• [TASK INPUTS]:
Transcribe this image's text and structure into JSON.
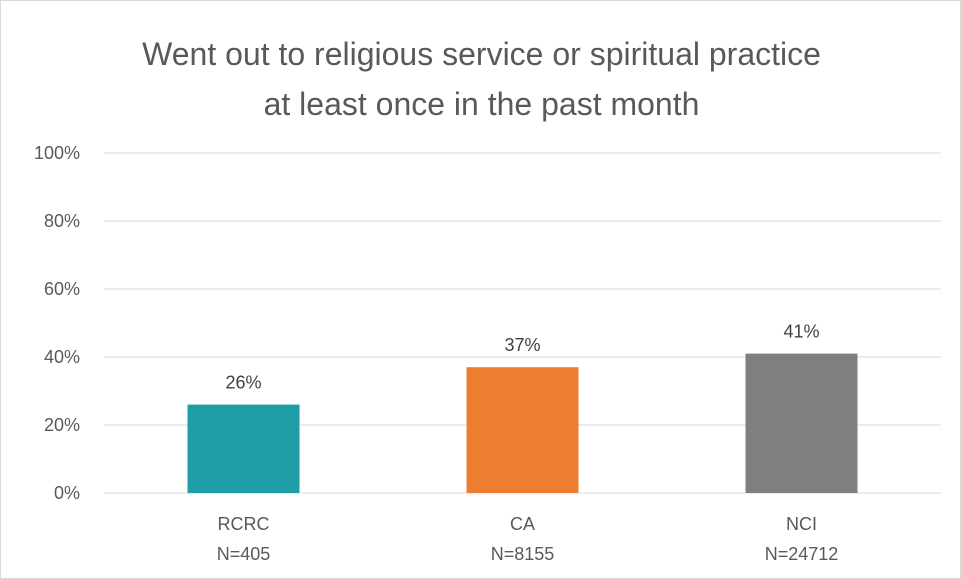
{
  "chart_data": {
    "type": "bar",
    "title_lines": [
      "Went out to religious service or spiritual practice",
      "at least once in the past month"
    ],
    "categories": [
      {
        "line1": "RCRC",
        "line2": "N=405"
      },
      {
        "line1": "CA",
        "line2": "N=8155"
      },
      {
        "line1": "NCI",
        "line2": "N=24712"
      }
    ],
    "values": [
      26,
      37,
      41
    ],
    "data_labels": [
      "26%",
      "37%",
      "41%"
    ],
    "colors": [
      "#1f9ea7",
      "#ed7d31",
      "#7f7f7f"
    ],
    "ylim": [
      0,
      100
    ],
    "yticks": [
      {
        "value": 0,
        "label": "0%"
      },
      {
        "value": 20,
        "label": "20%"
      },
      {
        "value": 40,
        "label": "40%"
      },
      {
        "value": 60,
        "label": "60%"
      },
      {
        "value": 80,
        "label": "80%"
      },
      {
        "value": 100,
        "label": "100%"
      }
    ],
    "grid": true,
    "gridline_color": "#d9d9d9"
  }
}
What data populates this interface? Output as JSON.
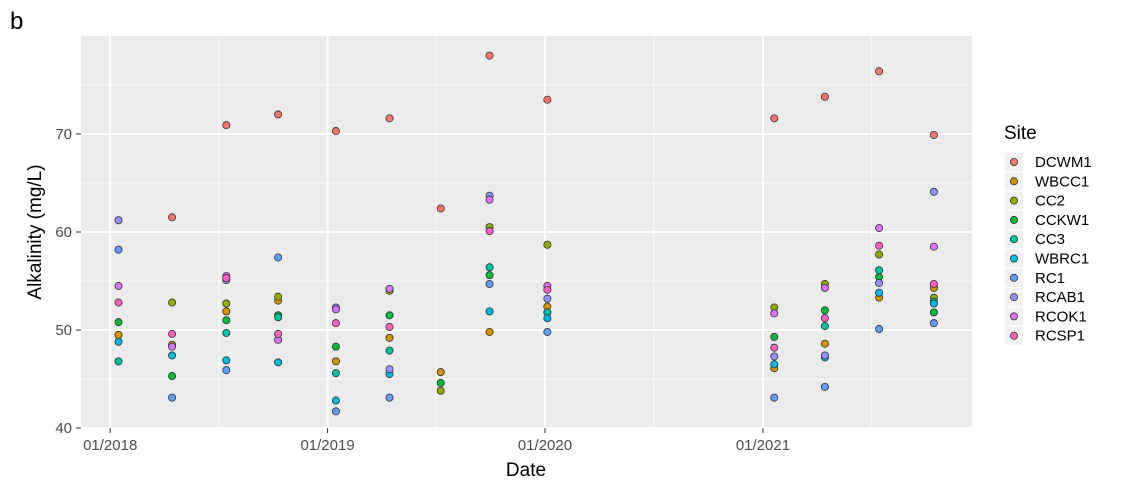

• [STATED EXERCISE]: Restate the records above in full, word for word. Keep pictures out.

• [RESULT OF THIS EXERCISE]:
Transcribe this image's text and structure into JSON.
{
  "chart_data": {
    "type": "bar",
    "title_lines": [
      "Went out to religious service or spiritual practice",
      "at least once in the past month"
    ],
    "categories": [
      {
        "line1": "RCRC",
        "line2": "N=405"
      },
      {
        "line1": "CA",
        "line2": "N=8155"
      },
      {
        "line1": "NCI",
        "line2": "N=24712"
      }
    ],
    "values": [
      26,
      37,
      41
    ],
    "data_labels": [
      "26%",
      "37%",
      "41%"
    ],
    "colors": [
      "#1f9ea7",
      "#ed7d31",
      "#7f7f7f"
    ],
    "ylim": [
      0,
      100
    ],
    "yticks": [
      {
        "value": 0,
        "label": "0%"
      },
      {
        "value": 20,
        "label": "20%"
      },
      {
        "value": 40,
        "label": "40%"
      },
      {
        "value": 60,
        "label": "60%"
      },
      {
        "value": 80,
        "label": "80%"
      },
      {
        "value": 100,
        "label": "100%"
      }
    ],
    "grid": true,
    "gridline_color": "#d9d9d9"
  }
}
What data populates this interface? Output as JSON.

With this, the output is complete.